------ Отрывок

СНЫ ОБ АПСНЫ

Абхазия райским уголком живет в нашей памяти. Может быть, из-за близости с двумя бескрайними стихиями — морем и горами — каждая новость, услышанная здесь, кажется океанической. Апсны по-абхазски — страна души. Здесь много чудес: гроб одного из учеников Христа, горячий источник, дарующий молодость, сталактиты, закрученные в кольца... Чудо существует здесь на правах обыденности, как будто произошло только вчера и твои соседи были ему свидетелями

СНЫ ОБ АПСНЫ

Абхазия молчит. Весь мир бушует, а она молчит. Везде землетрясения, ливни, потопы, а на этой земле светит солнце и ничего не происходит. Вероятно, оттого, что здесь все уже давно пережили. Вход в рай тоньше игольного ушка. Это я знал из Евангелия

Однако теперь, кроме его ширины, я знаю еще и его длину. Триста метров. По собственному опыту. Этот вход находится на границе России и Абхазии, на пограничном пункте с загадочным названием Псоу.

Сама граница — это триста шагов, которые преодолеваются грустной балетной походкой с выставленным вперед паспортом, словно для того, чтобы проверить, умеют ли таможенники читать.

------------

Задания и упражнения:
a) Ответьте по тексту об Абхазии:
(i) Что значит «Апсны» по-абхазски?
(ii) Какова длина входа в рай, по словам автора?
(iii) Как называется пограничный пункт на границе России и Абхазии?
b) Перепишите фрагмент текста об Абхазии от слов "Однако теперь, кроме" до слов "ли таможенники читать.", подставив "билетом" вместо "паспортом".
c) Подхватите текст об Абхазии и напишите продолжение, которое начинается после его последнего предложения.

------ Строки

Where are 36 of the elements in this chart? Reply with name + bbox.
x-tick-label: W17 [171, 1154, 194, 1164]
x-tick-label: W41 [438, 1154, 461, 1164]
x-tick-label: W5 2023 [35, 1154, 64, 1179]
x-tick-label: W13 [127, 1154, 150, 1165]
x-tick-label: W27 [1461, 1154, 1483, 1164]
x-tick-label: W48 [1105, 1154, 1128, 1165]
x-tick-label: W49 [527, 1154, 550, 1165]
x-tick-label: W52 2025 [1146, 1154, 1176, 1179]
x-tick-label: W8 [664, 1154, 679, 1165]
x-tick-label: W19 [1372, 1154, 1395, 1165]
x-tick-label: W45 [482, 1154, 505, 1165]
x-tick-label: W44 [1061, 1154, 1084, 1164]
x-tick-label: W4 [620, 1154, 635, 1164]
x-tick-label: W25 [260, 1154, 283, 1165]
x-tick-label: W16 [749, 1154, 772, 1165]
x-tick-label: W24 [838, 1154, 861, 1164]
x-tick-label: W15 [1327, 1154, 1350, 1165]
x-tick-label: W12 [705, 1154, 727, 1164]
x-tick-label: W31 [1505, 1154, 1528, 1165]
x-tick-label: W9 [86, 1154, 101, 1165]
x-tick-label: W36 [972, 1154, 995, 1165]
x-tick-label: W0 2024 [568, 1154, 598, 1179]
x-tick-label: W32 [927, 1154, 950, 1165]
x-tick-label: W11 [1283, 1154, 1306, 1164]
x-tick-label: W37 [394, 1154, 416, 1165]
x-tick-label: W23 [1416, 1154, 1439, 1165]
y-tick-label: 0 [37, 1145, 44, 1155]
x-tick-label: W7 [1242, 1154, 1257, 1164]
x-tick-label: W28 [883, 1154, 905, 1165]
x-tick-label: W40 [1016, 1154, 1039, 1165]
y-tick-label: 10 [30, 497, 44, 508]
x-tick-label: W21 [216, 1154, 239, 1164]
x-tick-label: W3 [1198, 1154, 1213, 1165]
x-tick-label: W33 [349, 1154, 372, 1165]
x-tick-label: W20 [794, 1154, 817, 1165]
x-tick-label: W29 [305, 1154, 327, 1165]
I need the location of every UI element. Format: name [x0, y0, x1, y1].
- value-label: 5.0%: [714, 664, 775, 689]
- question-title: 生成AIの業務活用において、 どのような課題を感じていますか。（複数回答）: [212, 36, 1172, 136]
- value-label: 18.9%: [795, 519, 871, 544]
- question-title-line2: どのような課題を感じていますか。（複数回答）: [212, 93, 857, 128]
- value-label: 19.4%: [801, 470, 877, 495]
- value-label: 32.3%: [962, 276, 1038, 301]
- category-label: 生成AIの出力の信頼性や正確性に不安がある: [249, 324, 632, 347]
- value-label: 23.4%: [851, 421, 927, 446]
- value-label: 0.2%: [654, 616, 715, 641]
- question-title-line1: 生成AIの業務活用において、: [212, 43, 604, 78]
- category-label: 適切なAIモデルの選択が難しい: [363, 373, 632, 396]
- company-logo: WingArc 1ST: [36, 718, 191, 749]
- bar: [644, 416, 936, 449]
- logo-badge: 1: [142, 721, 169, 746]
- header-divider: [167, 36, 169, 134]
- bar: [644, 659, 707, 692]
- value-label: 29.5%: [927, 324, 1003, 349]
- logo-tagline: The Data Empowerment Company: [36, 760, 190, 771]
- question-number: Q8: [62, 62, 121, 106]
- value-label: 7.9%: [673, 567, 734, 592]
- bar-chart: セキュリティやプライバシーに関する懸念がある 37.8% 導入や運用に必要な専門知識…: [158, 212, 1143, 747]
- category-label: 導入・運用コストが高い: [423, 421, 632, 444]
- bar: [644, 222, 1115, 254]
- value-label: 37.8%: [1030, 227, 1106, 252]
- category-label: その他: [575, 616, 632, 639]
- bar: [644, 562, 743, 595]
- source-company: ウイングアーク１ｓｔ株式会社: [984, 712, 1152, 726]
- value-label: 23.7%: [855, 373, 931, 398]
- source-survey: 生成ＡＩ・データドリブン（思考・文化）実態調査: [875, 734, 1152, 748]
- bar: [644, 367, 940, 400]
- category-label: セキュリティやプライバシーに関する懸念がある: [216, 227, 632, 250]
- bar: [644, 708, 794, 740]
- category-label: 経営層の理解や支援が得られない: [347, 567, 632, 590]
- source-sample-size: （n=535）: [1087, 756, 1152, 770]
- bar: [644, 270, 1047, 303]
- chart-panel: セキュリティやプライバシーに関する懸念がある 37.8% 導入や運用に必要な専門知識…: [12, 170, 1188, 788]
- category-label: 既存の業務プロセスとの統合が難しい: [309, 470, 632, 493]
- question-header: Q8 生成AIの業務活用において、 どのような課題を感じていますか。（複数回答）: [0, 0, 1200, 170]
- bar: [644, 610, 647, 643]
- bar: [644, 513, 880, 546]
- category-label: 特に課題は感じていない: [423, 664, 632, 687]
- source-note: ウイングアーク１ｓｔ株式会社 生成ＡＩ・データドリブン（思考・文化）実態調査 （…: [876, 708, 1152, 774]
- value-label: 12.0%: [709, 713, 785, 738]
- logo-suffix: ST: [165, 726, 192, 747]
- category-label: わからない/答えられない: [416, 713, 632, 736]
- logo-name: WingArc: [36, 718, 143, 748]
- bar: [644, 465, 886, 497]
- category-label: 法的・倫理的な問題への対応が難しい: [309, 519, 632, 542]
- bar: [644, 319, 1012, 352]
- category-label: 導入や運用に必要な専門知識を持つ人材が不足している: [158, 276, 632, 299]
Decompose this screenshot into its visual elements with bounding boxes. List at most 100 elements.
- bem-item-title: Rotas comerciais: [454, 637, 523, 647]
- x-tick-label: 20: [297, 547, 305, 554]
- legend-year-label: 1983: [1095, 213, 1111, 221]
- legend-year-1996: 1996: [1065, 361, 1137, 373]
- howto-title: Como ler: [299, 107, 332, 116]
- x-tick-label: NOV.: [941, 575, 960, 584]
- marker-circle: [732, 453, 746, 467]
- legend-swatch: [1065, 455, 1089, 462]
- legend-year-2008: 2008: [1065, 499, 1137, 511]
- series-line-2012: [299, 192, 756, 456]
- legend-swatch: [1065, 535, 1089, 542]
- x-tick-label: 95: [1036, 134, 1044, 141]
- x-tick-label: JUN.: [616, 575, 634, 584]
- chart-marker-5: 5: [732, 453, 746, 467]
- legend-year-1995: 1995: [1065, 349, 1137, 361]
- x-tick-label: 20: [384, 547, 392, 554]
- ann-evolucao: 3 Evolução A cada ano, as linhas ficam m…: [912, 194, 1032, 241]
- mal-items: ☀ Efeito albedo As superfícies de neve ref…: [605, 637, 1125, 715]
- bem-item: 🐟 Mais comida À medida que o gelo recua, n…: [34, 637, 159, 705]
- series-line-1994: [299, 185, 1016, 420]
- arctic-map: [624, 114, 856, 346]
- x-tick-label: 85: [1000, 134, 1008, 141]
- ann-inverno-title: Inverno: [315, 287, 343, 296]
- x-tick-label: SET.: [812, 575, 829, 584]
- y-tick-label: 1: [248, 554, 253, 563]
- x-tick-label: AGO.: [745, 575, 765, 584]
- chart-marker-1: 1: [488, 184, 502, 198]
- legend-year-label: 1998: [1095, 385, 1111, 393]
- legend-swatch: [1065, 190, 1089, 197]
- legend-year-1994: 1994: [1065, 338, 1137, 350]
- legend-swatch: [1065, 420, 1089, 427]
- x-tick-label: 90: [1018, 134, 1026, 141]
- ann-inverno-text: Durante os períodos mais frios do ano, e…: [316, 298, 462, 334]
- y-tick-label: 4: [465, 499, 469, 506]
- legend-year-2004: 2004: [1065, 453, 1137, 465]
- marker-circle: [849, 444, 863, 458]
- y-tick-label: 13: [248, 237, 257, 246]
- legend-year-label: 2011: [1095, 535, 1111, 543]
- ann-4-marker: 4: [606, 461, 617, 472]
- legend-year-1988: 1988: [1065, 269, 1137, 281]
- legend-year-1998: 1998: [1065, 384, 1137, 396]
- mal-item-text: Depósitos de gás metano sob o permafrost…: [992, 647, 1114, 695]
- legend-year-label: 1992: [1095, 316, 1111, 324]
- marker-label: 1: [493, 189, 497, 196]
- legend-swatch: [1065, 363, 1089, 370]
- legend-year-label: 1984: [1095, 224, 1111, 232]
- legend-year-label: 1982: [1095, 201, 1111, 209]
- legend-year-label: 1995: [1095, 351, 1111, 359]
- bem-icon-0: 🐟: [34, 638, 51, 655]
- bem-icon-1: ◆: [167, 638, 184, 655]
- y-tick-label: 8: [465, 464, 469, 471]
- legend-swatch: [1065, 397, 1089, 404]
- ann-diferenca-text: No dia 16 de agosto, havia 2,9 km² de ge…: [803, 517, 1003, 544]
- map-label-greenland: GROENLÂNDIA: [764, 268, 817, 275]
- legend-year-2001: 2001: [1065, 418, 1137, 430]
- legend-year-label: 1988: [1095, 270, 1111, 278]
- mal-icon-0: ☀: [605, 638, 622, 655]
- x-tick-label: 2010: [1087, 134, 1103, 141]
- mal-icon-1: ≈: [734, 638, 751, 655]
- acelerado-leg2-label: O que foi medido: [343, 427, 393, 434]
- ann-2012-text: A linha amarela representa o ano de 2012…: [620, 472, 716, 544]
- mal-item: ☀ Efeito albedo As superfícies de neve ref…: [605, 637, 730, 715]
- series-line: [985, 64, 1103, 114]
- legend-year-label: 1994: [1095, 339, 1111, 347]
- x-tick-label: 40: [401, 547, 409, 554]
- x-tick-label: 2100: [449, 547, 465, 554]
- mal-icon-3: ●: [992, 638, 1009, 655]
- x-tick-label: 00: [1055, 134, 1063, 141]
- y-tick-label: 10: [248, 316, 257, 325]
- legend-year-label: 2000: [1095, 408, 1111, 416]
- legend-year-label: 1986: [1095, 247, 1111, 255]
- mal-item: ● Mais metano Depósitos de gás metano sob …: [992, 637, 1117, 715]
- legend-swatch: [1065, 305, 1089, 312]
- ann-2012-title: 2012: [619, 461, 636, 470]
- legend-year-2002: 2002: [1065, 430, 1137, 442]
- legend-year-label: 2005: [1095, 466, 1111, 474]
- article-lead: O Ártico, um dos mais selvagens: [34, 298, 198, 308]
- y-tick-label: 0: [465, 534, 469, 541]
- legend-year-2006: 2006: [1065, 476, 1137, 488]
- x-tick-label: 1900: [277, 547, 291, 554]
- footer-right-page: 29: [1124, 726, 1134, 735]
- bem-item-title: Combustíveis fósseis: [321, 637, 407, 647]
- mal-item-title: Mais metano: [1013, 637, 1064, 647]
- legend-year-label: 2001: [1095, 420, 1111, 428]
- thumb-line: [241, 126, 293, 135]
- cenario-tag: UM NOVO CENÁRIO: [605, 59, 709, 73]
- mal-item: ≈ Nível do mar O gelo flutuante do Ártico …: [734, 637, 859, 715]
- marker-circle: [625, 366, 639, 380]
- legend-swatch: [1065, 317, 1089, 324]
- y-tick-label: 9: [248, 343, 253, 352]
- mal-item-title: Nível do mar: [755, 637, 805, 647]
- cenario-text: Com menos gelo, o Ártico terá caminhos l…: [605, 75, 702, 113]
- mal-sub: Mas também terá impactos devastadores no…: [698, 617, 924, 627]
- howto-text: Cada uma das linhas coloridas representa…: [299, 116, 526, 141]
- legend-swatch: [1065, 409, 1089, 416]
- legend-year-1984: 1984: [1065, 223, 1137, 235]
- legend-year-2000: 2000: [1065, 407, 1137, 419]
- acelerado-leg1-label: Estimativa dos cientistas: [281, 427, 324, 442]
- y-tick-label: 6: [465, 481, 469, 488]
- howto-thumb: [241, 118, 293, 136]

------------

Ответы к заданиям:
a)
(i) Страна души.
(ii) Триста метров.
(iii) Псоу.

b)
Однако теперь, кроме его ширины, я знаю еще и его длину. Триста метров. По собственному опыту. Этот вход находится на границе России и Абхазии, на пограничном пункте с загадочным названием Псоу.

Сама граница — это триста шагов, которые преодолеваются грустной балетной походкой с выставленным вперед билетом, словно для того, чтобы проверить, умеют ли таможенники читать.

c)
Хотя читать они могут и не уметь, но «брать» умеют точно. И очень хорошо. Особенно с мирных бабулек-абхазок.

Обирают при каждом удобном случае. Шаг с сумками ступила — плати. За это таможенников раз в несколько лет снимают, но потом присылают новых, и они начинают обирать по новой. Что тут добавить? Присылать проверки из Москвы каждый день?

Впрочем, «руссо туристо» никогда этого не заметит. Его прямо из самолета в Адлере подхватывают под белы рученьки гостиничные вергилии, провозят через границу, и он очухивается только перед отелем. Самотечных туристов у Псоу поджидает настоящий парк машин. Можно выбрать любую — от «рафика» до подержанной немецкой иномарки с вылупленными фарами. Чтобы добраться до Пицунды, за час пути надо заплатить столько, сколько до аэропорта Внуково из центра Москвы — триста рублей.


***

На той стороне реки Псоу нас встречает наш друг Кесоу Хагба. Знаменитый абхазский актер. Он наш Вергилий, путеводитель по раю.

— Такого зеленого цвета нигде в мире нет, как в Абхазии, — говорит Кесоу, кивая головой на буйную зелень, кипящую по обе стороны дороги. — Я пол-Европы объездил. Могу поклясться. Разве что только на картинах Моне.

Мы мчимся на сумасшедшей скорости.

— А как политика? — спрашиваю я. — Cоседи не донимают?

— Поверь мне, — говорит Кесоу, — ничего такого у нас уже не будет. Можешь отдыхать спокойно.

— Не боитесь? — спрашиваю я.

— Чего мы должны бояться? Мы со всеми мира хотим. Чтобы над всеми мирное солнце светило. А соберутся «тучи» — откроем «зонтики». И будем жить дальше. Посмотри, как у нас красиво. Если бы мы чего-то боялись, разве бы смогли быть такими красивыми? Красота появляется там, где люди свободны.

— А отдыхающих много?

— Вся Пицунда забита...

В этом я убедился позднее.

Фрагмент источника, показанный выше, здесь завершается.